* Begin GIVEN DATA *
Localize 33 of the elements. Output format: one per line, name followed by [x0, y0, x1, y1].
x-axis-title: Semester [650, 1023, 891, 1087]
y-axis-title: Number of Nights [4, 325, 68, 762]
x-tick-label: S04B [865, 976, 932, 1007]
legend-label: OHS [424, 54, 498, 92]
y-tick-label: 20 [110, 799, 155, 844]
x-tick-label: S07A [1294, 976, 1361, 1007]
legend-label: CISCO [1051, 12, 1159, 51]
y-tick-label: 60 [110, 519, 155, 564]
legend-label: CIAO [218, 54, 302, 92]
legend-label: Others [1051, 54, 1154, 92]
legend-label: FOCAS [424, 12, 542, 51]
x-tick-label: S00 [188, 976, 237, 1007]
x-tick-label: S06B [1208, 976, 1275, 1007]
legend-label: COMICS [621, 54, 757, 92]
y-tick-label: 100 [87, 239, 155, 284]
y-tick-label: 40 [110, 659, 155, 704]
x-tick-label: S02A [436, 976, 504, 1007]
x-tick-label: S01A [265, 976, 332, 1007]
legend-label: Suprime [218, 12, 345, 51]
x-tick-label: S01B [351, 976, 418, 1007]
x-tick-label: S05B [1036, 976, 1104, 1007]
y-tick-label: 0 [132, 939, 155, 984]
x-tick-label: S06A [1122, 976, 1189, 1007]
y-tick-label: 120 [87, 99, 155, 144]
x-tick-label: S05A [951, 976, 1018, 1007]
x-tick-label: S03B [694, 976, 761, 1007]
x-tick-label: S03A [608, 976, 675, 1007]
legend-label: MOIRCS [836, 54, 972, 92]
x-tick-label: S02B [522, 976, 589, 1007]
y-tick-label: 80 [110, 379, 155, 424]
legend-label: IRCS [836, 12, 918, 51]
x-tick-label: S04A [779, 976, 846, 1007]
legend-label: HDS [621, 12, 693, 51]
* End GIVEN DATA *
Reproduce every one of the lines above without any changes.

OUTPUT OF THE EXERCISE —
Localize 33 of the elements. Output format: one per line, name followed by [x0, y0, x1, y1].
x-axis-title: Semester [650, 1023, 891, 1087]
y-axis-title: Number of Nights [4, 325, 68, 762]
x-tick-label: S04B [865, 976, 932, 1007]
legend-label: OHS [424, 54, 498, 92]
y-tick-label: 20 [110, 799, 155, 844]
x-tick-label: S07A [1294, 976, 1361, 1007]
legend-label: CISCO [1051, 12, 1159, 51]
y-tick-label: 60 [110, 519, 155, 564]
legend-label: CIAO [218, 54, 302, 92]
legend-label: Others [1051, 54, 1154, 92]
legend-label: FOCAS [424, 12, 542, 51]
x-tick-label: S00 [188, 976, 237, 1007]
x-tick-label: S06B [1208, 976, 1275, 1007]
legend-label: COMICS [621, 54, 757, 92]
y-tick-label: 100 [87, 239, 155, 284]
y-tick-label: 40 [110, 659, 155, 704]
x-tick-label: S02A [436, 976, 504, 1007]
x-tick-label: S01A [265, 976, 332, 1007]
legend-label: Suprime [218, 12, 345, 51]
x-tick-label: S01B [351, 976, 418, 1007]
x-tick-label: S05B [1036, 976, 1104, 1007]
y-tick-label: 0 [132, 939, 155, 984]
x-tick-label: S06A [1122, 976, 1189, 1007]
y-tick-label: 120 [87, 99, 155, 144]
x-tick-label: S05A [951, 976, 1018, 1007]
x-tick-label: S03B [694, 976, 761, 1007]
x-tick-label: S03A [608, 976, 675, 1007]
legend-label: MOIRCS [836, 54, 972, 92]
x-tick-label: S02B [522, 976, 589, 1007]
y-tick-label: 80 [110, 379, 155, 424]
legend-label: IRCS [836, 12, 918, 51]
x-tick-label: S04A [779, 976, 846, 1007]
legend-label: HDS [621, 12, 693, 51]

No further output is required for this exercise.